→ Task statement:
Where a line contains the word "name", copy that line.

☆ ☆ ☆ ☆

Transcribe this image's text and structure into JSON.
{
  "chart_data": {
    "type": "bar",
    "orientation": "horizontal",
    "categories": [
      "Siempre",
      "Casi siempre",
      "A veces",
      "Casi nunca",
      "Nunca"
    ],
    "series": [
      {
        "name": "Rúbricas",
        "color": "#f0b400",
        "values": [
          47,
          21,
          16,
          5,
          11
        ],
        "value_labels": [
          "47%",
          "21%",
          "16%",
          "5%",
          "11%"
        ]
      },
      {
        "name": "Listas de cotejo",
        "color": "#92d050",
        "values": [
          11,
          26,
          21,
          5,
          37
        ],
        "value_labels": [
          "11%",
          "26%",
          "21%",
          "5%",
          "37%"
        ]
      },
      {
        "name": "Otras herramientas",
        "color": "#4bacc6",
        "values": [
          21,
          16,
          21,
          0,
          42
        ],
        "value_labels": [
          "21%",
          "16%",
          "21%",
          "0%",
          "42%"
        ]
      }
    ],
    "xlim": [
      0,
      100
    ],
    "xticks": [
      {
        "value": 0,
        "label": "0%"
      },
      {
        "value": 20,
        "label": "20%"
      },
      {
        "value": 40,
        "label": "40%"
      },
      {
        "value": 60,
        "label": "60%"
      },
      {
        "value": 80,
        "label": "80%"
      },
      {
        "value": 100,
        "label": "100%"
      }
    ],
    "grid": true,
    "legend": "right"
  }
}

☆ ☆ ☆ ☆

→ Task answer:
        "name": "Rúbricas",
        "name": "Listas de cotejo",
        "name": "Otras herramientas",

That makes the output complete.